__Directions for this task__
Count each line in which the word "marker" appears. Reply with the total and nothing more.

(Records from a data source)
━━━━━━
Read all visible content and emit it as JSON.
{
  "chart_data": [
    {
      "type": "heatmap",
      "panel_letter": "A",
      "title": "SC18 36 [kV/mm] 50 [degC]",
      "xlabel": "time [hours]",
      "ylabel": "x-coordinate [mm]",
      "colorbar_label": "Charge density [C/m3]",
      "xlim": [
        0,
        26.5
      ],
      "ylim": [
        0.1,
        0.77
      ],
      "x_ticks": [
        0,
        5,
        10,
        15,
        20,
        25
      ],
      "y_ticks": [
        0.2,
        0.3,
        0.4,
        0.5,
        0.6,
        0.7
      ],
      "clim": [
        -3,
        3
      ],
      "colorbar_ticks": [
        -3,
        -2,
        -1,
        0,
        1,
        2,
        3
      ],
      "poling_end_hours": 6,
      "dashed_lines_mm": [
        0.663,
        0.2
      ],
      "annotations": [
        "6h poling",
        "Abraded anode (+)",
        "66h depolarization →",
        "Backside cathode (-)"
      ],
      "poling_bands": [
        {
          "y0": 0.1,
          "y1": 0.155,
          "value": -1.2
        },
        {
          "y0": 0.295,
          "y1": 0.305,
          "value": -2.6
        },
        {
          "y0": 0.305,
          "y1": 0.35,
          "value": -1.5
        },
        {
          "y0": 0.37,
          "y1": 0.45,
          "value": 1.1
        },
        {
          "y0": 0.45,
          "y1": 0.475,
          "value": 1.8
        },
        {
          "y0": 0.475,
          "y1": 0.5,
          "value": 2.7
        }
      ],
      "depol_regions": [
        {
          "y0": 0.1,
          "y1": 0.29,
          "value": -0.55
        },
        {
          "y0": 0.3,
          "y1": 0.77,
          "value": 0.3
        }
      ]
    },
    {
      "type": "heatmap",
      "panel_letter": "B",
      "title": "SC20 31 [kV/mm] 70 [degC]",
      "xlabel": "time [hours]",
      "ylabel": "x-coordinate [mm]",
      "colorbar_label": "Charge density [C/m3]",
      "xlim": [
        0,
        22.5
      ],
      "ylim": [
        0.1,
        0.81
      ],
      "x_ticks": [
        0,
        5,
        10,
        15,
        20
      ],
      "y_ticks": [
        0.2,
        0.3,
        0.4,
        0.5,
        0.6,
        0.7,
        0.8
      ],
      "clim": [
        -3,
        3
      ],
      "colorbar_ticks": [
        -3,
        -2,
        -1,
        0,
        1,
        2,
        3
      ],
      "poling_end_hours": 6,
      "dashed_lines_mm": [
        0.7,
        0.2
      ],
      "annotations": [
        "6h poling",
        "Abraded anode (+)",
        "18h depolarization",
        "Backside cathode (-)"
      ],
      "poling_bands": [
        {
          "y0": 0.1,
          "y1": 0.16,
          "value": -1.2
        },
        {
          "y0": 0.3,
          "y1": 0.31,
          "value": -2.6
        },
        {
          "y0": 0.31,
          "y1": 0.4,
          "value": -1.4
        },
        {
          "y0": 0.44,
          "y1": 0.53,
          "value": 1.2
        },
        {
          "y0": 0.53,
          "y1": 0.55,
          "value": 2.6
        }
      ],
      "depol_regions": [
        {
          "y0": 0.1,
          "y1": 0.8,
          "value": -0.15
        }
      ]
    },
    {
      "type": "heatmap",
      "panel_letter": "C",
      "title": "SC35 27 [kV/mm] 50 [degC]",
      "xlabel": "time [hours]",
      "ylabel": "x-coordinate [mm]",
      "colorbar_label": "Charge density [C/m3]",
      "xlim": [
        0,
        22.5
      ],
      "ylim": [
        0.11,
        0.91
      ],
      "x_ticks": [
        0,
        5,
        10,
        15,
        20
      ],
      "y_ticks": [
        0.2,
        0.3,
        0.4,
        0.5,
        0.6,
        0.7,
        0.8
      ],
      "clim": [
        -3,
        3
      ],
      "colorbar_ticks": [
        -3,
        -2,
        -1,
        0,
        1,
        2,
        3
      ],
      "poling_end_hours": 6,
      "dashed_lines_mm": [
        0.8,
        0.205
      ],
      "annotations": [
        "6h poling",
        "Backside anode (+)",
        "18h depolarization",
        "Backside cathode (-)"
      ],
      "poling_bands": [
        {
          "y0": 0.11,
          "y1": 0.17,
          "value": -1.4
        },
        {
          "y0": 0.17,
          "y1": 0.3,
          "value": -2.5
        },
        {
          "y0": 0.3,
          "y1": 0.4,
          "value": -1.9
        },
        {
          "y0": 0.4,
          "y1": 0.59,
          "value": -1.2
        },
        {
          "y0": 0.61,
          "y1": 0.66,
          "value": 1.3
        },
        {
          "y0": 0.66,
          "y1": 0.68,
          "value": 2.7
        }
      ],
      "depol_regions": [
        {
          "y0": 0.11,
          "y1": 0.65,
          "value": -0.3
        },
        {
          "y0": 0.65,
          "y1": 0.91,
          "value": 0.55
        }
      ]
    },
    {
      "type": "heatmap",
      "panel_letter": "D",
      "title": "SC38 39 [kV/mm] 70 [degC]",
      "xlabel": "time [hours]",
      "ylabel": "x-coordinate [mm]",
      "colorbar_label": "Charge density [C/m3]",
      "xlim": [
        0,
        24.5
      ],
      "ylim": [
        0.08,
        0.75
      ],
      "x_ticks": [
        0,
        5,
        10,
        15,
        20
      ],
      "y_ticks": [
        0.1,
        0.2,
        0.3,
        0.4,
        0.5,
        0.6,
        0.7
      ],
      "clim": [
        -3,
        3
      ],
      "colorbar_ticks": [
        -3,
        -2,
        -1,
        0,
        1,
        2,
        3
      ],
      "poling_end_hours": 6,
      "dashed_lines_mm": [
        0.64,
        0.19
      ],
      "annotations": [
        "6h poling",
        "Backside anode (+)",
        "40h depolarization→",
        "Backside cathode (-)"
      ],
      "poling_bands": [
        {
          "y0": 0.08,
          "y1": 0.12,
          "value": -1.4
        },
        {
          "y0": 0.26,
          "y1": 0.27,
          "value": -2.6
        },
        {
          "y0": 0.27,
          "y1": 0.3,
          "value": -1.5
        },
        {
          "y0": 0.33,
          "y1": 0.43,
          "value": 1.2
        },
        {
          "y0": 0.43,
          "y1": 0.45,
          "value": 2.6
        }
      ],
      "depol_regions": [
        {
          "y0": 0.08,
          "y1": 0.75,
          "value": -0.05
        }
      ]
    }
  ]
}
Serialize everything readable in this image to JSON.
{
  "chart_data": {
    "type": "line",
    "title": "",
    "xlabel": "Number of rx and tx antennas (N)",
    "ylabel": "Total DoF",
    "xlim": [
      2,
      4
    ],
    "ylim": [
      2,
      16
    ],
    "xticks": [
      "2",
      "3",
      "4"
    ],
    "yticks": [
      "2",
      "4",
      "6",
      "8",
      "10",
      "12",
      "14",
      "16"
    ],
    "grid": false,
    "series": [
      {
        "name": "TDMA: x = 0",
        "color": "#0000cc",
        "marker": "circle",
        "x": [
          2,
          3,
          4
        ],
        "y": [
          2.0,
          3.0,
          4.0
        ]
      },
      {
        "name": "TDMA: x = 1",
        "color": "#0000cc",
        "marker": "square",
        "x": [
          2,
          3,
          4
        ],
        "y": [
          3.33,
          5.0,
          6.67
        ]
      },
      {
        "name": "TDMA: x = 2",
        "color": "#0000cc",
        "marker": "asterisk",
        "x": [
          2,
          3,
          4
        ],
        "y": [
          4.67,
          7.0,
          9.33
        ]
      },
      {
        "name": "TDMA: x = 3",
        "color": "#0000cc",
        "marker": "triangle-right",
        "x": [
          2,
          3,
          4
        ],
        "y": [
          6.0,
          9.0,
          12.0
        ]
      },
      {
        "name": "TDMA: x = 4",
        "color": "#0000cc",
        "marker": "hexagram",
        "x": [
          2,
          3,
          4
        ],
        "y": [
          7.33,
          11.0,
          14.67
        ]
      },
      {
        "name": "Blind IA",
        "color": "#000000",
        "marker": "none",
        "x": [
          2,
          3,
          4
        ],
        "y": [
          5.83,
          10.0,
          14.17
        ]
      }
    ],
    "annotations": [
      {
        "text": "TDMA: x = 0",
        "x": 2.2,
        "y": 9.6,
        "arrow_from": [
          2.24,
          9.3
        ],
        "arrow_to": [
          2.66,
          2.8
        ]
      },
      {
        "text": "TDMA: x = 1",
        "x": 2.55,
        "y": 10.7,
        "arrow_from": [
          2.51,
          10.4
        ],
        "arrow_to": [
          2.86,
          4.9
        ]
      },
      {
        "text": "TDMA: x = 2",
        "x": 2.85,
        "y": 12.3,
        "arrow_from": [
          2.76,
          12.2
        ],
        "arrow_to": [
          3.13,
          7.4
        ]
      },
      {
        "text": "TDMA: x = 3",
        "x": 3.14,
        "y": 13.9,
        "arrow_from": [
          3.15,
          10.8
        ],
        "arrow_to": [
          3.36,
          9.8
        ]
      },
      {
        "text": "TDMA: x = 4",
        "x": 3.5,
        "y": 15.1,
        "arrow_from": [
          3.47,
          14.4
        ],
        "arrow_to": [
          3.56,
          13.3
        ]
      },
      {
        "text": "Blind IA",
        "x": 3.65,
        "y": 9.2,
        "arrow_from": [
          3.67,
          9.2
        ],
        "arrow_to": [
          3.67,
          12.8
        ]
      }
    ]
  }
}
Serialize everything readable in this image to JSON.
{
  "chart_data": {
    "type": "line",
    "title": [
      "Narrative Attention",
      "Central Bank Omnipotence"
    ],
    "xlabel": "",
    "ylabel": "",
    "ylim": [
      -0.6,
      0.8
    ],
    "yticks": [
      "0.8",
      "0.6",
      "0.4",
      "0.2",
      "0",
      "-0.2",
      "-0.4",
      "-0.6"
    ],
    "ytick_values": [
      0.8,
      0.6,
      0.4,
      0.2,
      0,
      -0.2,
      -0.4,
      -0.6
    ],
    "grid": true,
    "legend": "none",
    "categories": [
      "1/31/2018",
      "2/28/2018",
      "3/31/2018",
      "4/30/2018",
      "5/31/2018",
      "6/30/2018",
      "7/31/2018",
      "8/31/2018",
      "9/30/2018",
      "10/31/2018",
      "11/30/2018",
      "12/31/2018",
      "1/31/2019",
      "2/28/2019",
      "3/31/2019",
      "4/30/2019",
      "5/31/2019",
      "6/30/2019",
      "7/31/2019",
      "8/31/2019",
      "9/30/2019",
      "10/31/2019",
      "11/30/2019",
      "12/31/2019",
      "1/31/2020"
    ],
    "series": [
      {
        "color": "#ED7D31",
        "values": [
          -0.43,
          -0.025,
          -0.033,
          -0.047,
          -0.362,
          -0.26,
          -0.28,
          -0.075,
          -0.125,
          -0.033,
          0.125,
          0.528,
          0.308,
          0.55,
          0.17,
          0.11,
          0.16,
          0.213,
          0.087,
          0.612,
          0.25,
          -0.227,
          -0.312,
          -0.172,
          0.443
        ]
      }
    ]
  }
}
━━━━━━
__Output of the task__
6